* _Supplied data_
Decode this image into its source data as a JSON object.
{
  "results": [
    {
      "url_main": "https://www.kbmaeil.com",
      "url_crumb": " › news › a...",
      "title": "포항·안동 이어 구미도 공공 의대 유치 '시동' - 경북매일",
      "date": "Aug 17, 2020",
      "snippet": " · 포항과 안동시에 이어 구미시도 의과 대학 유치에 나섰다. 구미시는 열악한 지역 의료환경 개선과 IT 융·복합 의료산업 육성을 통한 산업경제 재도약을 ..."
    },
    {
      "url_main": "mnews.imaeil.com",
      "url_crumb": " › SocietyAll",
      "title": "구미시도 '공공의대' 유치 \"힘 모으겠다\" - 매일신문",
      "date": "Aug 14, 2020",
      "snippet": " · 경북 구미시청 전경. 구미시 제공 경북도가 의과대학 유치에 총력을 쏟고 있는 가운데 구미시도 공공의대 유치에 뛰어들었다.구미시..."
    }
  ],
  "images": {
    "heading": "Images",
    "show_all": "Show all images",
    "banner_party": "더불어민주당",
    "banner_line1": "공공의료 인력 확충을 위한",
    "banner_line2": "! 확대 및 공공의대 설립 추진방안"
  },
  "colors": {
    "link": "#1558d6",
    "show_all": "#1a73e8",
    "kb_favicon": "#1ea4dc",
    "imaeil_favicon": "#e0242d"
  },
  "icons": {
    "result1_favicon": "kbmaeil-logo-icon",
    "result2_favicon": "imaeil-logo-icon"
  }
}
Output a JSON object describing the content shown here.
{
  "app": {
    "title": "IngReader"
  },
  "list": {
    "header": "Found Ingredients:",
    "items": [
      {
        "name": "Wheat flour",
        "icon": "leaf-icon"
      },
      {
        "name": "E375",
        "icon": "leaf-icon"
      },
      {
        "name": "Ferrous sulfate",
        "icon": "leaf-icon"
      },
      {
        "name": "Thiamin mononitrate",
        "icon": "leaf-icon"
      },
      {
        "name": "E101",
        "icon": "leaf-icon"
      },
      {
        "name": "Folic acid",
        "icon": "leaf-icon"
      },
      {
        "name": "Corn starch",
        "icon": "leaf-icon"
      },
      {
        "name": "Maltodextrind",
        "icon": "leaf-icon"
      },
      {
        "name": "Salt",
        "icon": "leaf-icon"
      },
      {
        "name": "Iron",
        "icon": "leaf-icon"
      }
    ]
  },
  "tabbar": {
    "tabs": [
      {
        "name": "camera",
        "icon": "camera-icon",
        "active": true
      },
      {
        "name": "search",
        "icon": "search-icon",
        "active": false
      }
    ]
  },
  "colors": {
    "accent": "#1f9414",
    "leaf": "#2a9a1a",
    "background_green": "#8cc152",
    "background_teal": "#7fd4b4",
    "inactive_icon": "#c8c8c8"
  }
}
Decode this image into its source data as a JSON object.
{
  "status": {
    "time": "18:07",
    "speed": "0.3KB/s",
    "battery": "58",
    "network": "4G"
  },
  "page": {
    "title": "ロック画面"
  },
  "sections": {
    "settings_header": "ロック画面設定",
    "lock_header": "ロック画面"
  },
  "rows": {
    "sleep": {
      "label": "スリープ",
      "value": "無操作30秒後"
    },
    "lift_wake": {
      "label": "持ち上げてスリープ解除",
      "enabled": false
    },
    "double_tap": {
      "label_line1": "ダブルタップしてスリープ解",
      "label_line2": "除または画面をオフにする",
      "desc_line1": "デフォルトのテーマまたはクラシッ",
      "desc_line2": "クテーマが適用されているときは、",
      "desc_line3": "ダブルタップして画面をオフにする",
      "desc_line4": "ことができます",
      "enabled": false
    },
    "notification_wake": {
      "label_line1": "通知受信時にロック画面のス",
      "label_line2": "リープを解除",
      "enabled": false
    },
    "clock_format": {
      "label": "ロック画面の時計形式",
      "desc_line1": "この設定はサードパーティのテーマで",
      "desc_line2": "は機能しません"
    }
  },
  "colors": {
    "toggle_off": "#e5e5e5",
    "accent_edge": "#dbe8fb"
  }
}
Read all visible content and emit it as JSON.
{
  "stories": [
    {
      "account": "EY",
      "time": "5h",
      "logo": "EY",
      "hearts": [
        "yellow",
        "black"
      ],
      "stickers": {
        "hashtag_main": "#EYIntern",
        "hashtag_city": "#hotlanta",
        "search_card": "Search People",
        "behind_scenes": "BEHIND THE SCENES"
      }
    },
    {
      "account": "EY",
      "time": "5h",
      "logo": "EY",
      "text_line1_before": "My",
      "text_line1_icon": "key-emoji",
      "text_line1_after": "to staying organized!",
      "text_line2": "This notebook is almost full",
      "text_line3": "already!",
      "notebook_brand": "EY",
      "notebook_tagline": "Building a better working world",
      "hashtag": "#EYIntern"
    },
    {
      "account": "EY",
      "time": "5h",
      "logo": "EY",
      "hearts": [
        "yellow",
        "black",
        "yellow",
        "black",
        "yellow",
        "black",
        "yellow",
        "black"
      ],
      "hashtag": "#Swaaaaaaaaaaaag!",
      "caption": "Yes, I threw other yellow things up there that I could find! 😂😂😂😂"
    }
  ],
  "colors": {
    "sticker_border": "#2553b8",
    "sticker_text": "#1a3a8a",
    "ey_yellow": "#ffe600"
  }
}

* _Problem description_
Every line above needs to be retyped exactly.

* _Correct answer_
Decode this image into its source data as a JSON object.
{
  "results": [
    {
      "url_main": "https://www.kbmaeil.com",
      "url_crumb": " › news › a...",
      "title": "포항·안동 이어 구미도 공공 의대 유치 '시동' - 경북매일",
      "date": "Aug 17, 2020",
      "snippet": " · 포항과 안동시에 이어 구미시도 의과 대학 유치에 나섰다. 구미시는 열악한 지역 의료환경 개선과 IT 융·복합 의료산업 육성을 통한 산업경제 재도약을 ..."
    },
    {
      "url_main": "mnews.imaeil.com",
      "url_crumb": " › SocietyAll",
      "title": "구미시도 '공공의대' 유치 \"힘 모으겠다\" - 매일신문",
      "date": "Aug 14, 2020",
      "snippet": " · 경북 구미시청 전경. 구미시 제공 경북도가 의과대학 유치에 총력을 쏟고 있는 가운데 구미시도 공공의대 유치에 뛰어들었다.구미시..."
    }
  ],
  "images": {
    "heading": "Images",
    "show_all": "Show all images",
    "banner_party": "더불어민주당",
    "banner_line1": "공공의료 인력 확충을 위한",
    "banner_line2": "! 확대 및 공공의대 설립 추진방안"
  },
  "colors": {
    "link": "#1558d6",
    "show_all": "#1a73e8",
    "kb_favicon": "#1ea4dc",
    "imaeil_favicon": "#e0242d"
  },
  "icons": {
    "result1_favicon": "kbmaeil-logo-icon",
    "result2_favicon": "imaeil-logo-icon"
  }
}
Output a JSON object describing the content shown here.
{
  "app": {
    "title": "IngReader"
  },
  "list": {
    "header": "Found Ingredients:",
    "items": [
      {
        "name": "Wheat flour",
        "icon": "leaf-icon"
      },
      {
        "name": "E375",
        "icon": "leaf-icon"
      },
      {
        "name": "Ferrous sulfate",
        "icon": "leaf-icon"
      },
      {
        "name": "Thiamin mononitrate",
        "icon": "leaf-icon"
      },
      {
        "name": "E101",
        "icon": "leaf-icon"
      },
      {
        "name": "Folic acid",
        "icon": "leaf-icon"
      },
      {
        "name": "Corn starch",
        "icon": "leaf-icon"
      },
      {
        "name": "Maltodextrind",
        "icon": "leaf-icon"
      },
      {
        "name": "Salt",
        "icon": "leaf-icon"
      },
      {
        "name": "Iron",
        "icon": "leaf-icon"
      }
    ]
  },
  "tabbar": {
    "tabs": [
      {
        "name": "camera",
        "icon": "camera-icon",
        "active": true
      },
      {
        "name": "search",
        "icon": "search-icon",
        "active": false
      }
    ]
  },
  "colors": {
    "accent": "#1f9414",
    "leaf": "#2a9a1a",
    "background_green": "#8cc152",
    "background_teal": "#7fd4b4",
    "inactive_icon": "#c8c8c8"
  }
}
Decode this image into its source data as a JSON object.
{
  "status": {
    "time": "18:07",
    "speed": "0.3KB/s",
    "battery": "58",
    "network": "4G"
  },
  "page": {
    "title": "ロック画面"
  },
  "sections": {
    "settings_header": "ロック画面設定",
    "lock_header": "ロック画面"
  },
  "rows": {
    "sleep": {
      "label": "スリープ",
      "value": "無操作30秒後"
    },
    "lift_wake": {
      "label": "持ち上げてスリープ解除",
      "enabled": false
    },
    "double_tap": {
      "label_line1": "ダブルタップしてスリープ解",
      "label_line2": "除または画面をオフにする",
      "desc_line1": "デフォルトのテーマまたはクラシッ",
      "desc_line2": "クテーマが適用されているときは、",
      "desc_line3": "ダブルタップして画面をオフにする",
      "desc_line4": "ことができます",
      "enabled": false
    },
    "notification_wake": {
      "label_line1": "通知受信時にロック画面のス",
      "label_line2": "リープを解除",
      "enabled": false
    },
    "clock_format": {
      "label": "ロック画面の時計形式",
      "desc_line1": "この設定はサードパーティのテーマで",
      "desc_line2": "は機能しません"
    }
  },
  "colors": {
    "toggle_off": "#e5e5e5",
    "accent_edge": "#dbe8fb"
  }
}
Read all visible content and emit it as JSON.
{
  "stories": [
    {
      "account": "EY",
      "time": "5h",
      "logo": "EY",
      "hearts": [
        "yellow",
        "black"
      ],
      "stickers": {
        "hashtag_main": "#EYIntern",
        "hashtag_city": "#hotlanta",
        "search_card": "Search People",
        "behind_scenes": "BEHIND THE SCENES"
      }
    },
    {
      "account": "EY",
      "time": "5h",
      "logo": "EY",
      "text_line1_before": "My",
      "text_line1_icon": "key-emoji",
      "text_line1_after": "to staying organized!",
      "text_line2": "This notebook is almost full",
      "text_line3": "already!",
      "notebook_brand": "EY",
      "notebook_tagline": "Building a better working world",
      "hashtag": "#EYIntern"
    },
    {
      "account": "EY",
      "time": "5h",
      "logo": "EY",
      "hearts": [
        "yellow",
        "black",
        "yellow",
        "black",
        "yellow",
        "black",
        "yellow",
        "black"
      ],
      "hashtag": "#Swaaaaaaaaaaaag!",
      "caption": "Yes, I threw other yellow things up there that I could find! 😂😂😂😂"
    }
  ],
  "colors": {
    "sticker_border": "#2553b8",
    "sticker_text": "#1a3a8a",
    "ey_yellow": "#ffe600"
  }
}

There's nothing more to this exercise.